#### [TASK TO COMPLETE]
Find the lines below that contain the string "intercept". Copy each one.
═══
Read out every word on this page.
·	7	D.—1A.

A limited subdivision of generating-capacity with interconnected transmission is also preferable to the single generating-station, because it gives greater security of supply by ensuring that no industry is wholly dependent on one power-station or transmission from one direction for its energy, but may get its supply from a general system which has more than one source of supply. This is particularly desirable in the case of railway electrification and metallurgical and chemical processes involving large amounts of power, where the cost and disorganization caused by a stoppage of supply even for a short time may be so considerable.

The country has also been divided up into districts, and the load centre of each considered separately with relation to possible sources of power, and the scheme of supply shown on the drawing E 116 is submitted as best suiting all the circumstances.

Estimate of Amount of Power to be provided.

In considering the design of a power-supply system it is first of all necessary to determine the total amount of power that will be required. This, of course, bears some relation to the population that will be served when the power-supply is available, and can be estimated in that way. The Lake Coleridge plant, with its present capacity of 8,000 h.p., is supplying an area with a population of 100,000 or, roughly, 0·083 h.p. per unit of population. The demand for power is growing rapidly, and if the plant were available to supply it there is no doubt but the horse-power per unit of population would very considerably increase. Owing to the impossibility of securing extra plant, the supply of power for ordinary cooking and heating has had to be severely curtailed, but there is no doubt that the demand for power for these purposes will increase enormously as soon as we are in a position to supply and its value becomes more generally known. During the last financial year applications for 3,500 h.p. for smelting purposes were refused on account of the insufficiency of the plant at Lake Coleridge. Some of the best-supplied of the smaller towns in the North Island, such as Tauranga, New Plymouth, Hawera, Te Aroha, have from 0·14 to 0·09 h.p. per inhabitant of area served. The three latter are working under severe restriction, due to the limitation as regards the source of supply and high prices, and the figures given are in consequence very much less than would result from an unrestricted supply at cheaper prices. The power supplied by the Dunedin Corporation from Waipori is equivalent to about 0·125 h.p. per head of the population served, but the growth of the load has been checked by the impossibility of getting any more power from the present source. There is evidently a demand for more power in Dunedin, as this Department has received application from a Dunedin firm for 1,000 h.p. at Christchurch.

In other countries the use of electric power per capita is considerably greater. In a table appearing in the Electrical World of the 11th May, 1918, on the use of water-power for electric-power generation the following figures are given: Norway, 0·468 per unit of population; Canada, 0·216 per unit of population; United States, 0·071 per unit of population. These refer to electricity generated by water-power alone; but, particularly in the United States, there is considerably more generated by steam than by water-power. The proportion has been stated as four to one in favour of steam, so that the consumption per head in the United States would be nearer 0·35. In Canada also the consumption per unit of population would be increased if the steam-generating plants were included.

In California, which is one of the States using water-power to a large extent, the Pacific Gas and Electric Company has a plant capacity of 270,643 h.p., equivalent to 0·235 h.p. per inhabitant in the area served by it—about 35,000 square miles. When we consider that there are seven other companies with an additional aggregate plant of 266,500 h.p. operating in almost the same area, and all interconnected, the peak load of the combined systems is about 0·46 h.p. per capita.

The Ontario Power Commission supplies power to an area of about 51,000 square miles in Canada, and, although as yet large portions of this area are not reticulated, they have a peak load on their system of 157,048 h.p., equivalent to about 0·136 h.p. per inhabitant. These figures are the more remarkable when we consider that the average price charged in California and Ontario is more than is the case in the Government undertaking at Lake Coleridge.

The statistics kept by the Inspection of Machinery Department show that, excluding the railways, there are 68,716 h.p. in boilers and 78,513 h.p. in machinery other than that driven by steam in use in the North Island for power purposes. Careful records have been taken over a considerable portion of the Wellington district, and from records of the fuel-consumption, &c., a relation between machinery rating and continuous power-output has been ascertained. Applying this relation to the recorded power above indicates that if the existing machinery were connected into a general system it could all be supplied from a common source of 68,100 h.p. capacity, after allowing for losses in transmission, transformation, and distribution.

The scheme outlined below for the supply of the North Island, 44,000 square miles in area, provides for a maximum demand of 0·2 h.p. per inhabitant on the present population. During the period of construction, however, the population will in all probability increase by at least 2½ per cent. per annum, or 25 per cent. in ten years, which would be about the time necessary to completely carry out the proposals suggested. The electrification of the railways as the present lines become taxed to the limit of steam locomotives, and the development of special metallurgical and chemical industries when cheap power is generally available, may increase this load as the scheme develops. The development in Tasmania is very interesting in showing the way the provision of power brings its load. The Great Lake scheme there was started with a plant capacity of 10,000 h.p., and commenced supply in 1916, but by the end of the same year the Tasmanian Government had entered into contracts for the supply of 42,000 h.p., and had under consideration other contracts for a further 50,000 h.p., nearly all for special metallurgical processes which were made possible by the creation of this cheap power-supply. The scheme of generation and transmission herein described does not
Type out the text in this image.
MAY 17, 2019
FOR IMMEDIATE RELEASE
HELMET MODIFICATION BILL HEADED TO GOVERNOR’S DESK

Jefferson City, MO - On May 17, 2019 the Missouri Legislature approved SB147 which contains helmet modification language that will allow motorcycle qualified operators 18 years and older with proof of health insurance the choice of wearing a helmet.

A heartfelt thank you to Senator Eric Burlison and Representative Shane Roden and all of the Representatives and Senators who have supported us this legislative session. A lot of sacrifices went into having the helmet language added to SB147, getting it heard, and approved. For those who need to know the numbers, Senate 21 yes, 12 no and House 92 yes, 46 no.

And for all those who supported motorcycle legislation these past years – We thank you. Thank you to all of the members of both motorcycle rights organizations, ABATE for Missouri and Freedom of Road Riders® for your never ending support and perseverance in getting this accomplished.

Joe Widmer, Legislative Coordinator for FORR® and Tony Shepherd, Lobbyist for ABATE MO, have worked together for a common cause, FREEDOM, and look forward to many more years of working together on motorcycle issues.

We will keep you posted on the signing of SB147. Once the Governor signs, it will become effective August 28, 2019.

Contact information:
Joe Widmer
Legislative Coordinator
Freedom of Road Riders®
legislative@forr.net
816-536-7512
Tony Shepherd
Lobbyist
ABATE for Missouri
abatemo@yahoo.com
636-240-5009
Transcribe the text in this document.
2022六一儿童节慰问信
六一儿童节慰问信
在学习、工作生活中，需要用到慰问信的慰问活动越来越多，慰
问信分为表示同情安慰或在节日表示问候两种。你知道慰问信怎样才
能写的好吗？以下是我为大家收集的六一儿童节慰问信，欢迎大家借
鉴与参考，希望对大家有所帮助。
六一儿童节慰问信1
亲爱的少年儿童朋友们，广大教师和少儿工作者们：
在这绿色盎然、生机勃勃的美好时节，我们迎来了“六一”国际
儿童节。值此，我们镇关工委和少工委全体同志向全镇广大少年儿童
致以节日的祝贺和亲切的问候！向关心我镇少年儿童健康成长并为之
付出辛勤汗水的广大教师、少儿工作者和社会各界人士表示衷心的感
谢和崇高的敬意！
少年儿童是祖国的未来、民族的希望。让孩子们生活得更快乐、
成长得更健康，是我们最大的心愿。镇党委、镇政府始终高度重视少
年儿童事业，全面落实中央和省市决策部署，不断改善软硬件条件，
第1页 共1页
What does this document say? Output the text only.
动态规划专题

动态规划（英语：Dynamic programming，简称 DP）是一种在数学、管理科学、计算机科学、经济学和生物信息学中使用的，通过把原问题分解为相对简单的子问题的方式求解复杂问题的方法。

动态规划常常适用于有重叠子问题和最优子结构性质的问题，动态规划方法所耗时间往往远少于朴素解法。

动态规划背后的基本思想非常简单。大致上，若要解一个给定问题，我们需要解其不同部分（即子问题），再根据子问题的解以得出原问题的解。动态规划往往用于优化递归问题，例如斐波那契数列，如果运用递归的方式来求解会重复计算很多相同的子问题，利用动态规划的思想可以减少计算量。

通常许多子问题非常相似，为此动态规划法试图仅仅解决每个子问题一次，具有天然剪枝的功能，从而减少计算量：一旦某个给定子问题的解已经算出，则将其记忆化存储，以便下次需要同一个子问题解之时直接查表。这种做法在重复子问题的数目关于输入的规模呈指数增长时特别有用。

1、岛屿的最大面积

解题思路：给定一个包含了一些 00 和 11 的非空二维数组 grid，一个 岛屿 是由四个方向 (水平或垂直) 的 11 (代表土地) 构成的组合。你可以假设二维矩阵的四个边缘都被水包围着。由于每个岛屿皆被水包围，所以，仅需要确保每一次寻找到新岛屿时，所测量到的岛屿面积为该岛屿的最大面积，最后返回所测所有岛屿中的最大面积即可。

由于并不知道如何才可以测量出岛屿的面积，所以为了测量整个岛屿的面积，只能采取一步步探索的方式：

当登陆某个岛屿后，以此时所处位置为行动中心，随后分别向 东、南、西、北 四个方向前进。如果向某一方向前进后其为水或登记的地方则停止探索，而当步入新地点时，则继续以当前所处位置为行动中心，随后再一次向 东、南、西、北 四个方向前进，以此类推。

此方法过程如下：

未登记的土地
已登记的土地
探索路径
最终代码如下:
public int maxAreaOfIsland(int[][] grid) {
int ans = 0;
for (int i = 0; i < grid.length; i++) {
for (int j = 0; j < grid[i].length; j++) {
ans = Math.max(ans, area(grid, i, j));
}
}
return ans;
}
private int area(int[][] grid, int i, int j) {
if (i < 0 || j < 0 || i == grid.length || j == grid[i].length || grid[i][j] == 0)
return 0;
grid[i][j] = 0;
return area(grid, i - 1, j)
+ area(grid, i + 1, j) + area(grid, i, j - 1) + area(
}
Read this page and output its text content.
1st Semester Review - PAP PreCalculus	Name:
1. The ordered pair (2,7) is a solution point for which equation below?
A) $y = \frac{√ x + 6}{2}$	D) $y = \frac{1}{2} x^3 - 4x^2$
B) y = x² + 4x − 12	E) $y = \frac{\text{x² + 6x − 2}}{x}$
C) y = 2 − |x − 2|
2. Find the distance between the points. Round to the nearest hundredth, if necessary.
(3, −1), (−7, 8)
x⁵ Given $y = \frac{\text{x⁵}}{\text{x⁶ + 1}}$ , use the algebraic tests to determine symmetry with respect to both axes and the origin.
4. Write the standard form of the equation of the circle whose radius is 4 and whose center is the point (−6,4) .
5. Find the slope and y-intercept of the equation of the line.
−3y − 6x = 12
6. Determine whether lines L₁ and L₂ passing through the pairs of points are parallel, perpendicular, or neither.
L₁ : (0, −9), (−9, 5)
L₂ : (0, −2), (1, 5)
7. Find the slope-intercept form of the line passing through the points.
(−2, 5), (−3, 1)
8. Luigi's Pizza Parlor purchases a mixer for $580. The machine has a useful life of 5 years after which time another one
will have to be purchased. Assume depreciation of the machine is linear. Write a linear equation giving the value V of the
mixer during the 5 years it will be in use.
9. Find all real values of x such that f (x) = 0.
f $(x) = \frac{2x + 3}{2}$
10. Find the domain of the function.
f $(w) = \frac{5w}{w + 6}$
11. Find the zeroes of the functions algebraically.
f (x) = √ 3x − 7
═══
#### [CORRECT RESPONSE]
5. Find the slope and y-intercept of the equation of the line.
7. Find the slope-intercept form of the line passing through the points.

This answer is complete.